— Given request —
Copy the listing verbatim, excluding any images found in it.

* START Records for processing *

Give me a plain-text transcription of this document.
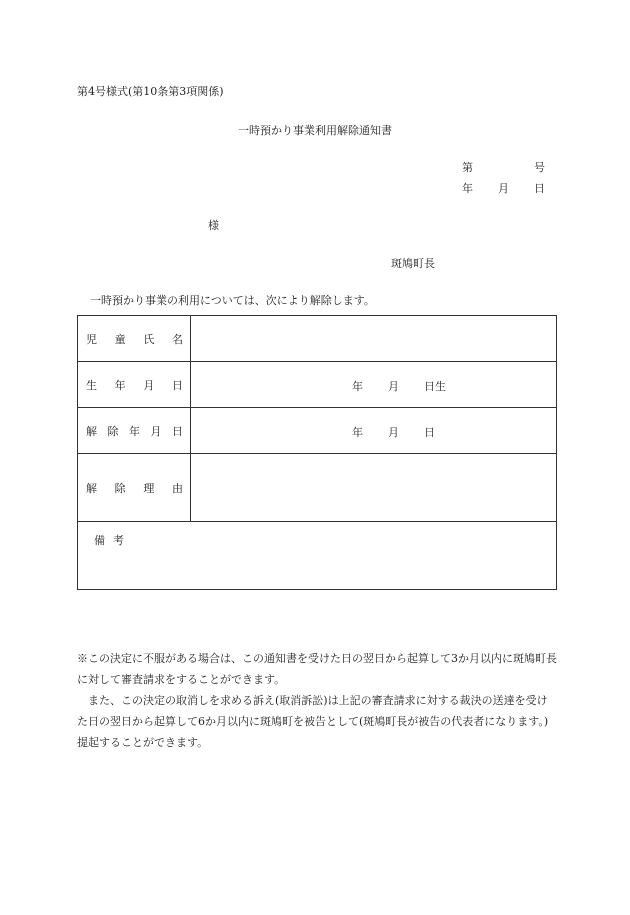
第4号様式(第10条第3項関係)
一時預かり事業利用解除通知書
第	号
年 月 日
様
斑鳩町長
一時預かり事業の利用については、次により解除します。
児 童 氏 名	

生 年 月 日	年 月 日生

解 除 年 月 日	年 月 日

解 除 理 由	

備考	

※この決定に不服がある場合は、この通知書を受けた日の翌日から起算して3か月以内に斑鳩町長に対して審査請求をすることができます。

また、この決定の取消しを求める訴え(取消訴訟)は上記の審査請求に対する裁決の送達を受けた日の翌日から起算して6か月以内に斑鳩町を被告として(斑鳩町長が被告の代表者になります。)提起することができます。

* END Records for processing *

— Written solution —
Give me a plain-text transcription of this document.
第4号様式(第10条第3項関係)
一時預かり事業利用解除通知書
第	号
年 月 日
様
斑鳩町長
一時預かり事業の利用については、次により解除します。
児 童 氏 名	

生 年 月 日	年 月 日生

解 除 年 月 日	年 月 日

解 除 理 由	

備考	

※この決定に不服がある場合は、この通知書を受けた日の翌日から起算して3か月以内に斑鳩町長に対して審査請求をすることができます。

また、この決定の取消しを求める訴え(取消訴訟)は上記の審査請求に対する裁決の送達を受けた日の翌日から起算して6か月以内に斑鳩町を被告として(斑鳩町長が被告の代表者になります。)提起することができます。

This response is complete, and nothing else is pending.